**Dataset content:**

-----

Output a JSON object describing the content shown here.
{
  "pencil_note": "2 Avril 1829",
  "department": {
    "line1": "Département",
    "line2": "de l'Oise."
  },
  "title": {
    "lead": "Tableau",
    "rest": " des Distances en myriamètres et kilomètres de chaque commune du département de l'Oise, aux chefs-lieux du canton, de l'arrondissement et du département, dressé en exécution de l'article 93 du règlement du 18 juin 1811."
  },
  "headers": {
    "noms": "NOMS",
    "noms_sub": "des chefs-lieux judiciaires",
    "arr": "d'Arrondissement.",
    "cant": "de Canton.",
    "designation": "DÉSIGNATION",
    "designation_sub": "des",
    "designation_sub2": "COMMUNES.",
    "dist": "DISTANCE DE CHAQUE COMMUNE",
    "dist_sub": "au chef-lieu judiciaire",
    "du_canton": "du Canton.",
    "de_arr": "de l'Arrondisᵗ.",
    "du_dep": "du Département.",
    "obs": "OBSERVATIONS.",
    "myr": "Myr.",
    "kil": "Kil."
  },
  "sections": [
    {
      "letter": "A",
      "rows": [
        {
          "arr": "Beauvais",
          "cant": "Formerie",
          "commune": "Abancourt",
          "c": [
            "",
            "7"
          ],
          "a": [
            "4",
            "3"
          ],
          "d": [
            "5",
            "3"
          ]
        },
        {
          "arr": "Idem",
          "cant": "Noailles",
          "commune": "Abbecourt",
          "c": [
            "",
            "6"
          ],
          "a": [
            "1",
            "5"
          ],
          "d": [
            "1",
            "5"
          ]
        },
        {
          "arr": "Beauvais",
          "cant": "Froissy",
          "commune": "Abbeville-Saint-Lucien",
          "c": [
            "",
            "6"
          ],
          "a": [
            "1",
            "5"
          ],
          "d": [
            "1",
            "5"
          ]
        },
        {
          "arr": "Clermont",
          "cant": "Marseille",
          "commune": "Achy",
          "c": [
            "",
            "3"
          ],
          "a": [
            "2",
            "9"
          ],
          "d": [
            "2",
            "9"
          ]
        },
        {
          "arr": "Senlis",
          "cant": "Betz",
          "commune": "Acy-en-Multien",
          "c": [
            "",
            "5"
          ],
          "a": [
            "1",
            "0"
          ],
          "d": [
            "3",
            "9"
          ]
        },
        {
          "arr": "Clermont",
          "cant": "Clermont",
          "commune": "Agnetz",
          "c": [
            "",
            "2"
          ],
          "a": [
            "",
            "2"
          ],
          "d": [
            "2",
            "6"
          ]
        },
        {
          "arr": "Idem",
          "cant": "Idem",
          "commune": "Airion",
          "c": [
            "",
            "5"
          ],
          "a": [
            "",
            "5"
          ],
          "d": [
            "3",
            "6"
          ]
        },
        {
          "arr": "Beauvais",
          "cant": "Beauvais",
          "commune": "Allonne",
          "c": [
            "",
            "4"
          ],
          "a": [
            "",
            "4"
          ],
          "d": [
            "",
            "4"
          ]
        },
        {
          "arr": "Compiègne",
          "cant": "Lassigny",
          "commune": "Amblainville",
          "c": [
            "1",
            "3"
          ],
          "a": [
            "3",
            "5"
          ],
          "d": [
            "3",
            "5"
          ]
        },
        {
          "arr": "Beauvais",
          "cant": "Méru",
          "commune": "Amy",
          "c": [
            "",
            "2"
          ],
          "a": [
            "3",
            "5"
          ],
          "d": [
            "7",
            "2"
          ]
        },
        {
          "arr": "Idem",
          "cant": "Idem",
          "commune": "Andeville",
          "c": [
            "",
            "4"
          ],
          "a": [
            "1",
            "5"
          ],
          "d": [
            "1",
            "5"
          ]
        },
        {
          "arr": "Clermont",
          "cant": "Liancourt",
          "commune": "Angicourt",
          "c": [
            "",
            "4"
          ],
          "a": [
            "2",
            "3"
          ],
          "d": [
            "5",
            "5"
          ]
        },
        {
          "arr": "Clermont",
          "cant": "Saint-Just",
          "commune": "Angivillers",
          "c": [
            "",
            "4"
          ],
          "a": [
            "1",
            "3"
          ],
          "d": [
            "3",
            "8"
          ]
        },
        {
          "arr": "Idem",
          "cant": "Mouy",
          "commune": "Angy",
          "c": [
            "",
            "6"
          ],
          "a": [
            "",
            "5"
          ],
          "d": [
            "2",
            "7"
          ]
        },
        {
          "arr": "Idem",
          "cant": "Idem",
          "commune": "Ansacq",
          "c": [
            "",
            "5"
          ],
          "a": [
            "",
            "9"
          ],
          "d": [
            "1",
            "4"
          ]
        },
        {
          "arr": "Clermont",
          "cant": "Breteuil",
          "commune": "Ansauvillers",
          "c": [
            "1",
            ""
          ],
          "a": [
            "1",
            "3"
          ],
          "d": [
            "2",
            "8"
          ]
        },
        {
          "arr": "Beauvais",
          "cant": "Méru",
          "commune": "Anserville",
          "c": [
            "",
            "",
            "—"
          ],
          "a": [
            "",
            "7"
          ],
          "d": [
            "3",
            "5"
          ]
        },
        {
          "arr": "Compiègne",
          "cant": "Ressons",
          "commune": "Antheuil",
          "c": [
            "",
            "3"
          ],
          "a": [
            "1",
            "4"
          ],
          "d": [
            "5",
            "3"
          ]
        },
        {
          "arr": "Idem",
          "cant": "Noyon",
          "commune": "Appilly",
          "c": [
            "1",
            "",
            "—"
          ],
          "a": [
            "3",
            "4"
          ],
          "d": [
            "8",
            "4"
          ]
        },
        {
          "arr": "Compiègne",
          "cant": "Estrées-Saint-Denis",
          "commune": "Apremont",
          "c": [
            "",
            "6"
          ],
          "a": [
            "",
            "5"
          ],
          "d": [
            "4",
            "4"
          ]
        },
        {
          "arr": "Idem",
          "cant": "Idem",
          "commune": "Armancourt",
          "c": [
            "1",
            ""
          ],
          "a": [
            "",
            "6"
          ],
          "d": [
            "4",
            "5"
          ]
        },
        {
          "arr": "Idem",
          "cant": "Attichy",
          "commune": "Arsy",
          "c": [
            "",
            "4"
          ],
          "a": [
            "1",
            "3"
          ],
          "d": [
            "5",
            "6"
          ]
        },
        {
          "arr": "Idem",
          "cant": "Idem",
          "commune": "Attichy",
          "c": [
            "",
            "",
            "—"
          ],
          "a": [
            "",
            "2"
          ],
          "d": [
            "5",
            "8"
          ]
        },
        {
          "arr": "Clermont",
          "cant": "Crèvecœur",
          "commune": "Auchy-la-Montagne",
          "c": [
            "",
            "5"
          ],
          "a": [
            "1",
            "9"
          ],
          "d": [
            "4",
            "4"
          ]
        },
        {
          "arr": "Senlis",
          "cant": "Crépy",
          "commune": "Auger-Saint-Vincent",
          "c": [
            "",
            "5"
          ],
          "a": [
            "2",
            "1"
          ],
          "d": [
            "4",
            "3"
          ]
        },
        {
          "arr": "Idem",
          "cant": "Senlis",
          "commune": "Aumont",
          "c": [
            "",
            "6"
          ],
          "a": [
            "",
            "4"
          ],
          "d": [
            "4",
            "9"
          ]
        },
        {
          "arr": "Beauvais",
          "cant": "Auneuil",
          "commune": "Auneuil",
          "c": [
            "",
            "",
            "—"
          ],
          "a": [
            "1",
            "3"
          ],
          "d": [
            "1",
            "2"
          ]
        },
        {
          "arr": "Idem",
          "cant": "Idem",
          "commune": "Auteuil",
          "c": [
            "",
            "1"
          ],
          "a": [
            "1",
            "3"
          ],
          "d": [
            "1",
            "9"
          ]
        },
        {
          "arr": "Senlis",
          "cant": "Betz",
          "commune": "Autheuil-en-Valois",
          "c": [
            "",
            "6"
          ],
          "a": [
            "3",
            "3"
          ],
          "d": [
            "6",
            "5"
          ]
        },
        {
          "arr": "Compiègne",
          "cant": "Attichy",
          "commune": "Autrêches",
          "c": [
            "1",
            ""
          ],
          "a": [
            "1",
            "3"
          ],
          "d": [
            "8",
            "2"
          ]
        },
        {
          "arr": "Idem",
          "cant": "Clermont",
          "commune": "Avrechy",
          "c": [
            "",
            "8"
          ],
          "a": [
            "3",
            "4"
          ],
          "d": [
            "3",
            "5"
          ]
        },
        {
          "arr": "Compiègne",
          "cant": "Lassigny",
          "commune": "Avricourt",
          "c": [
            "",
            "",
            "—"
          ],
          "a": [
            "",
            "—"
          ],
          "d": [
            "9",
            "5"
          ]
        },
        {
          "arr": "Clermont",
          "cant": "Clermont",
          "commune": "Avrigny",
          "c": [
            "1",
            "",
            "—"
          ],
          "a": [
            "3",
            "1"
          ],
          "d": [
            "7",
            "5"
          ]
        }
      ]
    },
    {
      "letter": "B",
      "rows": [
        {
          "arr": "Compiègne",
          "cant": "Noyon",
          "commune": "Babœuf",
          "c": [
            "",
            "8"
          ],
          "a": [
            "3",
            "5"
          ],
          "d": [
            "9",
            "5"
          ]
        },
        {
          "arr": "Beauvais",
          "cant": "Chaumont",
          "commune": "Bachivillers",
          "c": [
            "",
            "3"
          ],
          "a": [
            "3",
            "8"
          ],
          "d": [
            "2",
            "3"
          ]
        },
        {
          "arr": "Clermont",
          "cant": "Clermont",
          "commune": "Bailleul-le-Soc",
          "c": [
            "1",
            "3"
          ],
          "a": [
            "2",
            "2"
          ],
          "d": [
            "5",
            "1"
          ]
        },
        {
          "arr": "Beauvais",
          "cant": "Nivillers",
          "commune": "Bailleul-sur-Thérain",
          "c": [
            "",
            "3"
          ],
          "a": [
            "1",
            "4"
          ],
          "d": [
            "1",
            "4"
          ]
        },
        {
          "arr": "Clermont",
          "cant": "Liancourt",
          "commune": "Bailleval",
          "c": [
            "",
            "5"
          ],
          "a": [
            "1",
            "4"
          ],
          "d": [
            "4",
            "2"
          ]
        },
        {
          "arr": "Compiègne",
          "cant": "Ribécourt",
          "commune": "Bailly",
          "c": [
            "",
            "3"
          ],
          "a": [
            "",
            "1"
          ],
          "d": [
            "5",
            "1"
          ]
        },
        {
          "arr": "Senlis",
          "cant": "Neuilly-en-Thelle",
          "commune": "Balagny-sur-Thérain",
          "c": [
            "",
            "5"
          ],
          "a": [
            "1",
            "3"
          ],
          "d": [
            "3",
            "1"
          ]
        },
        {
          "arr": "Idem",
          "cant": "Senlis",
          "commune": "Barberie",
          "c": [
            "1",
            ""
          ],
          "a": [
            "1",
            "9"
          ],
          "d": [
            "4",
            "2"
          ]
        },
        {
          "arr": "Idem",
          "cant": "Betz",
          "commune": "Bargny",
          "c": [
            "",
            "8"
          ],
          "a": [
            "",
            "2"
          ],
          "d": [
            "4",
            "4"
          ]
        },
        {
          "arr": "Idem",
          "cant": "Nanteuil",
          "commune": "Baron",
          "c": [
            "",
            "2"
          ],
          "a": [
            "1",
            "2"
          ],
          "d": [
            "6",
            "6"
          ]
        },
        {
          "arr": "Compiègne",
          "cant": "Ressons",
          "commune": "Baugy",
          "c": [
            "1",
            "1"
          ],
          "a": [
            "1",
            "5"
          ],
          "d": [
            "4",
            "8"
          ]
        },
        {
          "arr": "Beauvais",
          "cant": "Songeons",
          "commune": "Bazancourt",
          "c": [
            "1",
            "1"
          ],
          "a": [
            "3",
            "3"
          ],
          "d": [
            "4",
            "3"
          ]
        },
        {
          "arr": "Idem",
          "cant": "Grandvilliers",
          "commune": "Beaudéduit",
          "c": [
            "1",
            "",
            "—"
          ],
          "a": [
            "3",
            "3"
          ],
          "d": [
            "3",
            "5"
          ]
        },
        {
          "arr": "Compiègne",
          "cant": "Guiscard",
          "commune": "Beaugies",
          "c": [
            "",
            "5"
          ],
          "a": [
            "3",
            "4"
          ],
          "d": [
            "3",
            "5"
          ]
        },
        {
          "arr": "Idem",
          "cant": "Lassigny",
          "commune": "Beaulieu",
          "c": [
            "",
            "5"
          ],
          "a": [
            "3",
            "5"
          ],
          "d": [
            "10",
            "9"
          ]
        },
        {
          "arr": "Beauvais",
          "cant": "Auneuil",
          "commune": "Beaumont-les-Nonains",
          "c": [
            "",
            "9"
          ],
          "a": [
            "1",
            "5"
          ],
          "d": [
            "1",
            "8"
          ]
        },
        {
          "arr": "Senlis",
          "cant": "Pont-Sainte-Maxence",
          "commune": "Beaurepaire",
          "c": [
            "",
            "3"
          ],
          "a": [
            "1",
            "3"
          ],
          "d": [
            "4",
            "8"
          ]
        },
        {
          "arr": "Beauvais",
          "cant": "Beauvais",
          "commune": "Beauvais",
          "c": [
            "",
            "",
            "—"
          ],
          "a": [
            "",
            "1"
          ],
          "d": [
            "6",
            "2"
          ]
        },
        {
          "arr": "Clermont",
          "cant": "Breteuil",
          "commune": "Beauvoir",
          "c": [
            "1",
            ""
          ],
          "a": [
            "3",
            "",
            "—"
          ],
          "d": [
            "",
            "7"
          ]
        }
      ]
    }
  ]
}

-----

**What is being asked:**
Pick each line holding the word "lieux" out of the listing.

**Problem solution:**
    "rest": " des Distances en myriamètres et kilomètres de chaque commune du département de l'Oise, aux chefs-lieux du canton, de l'arrondissement et du département, dressé en exécution de l'article 93 du règlement du 18 juin 1811."
    "noms_sub": "des chefs-lieux judiciaires",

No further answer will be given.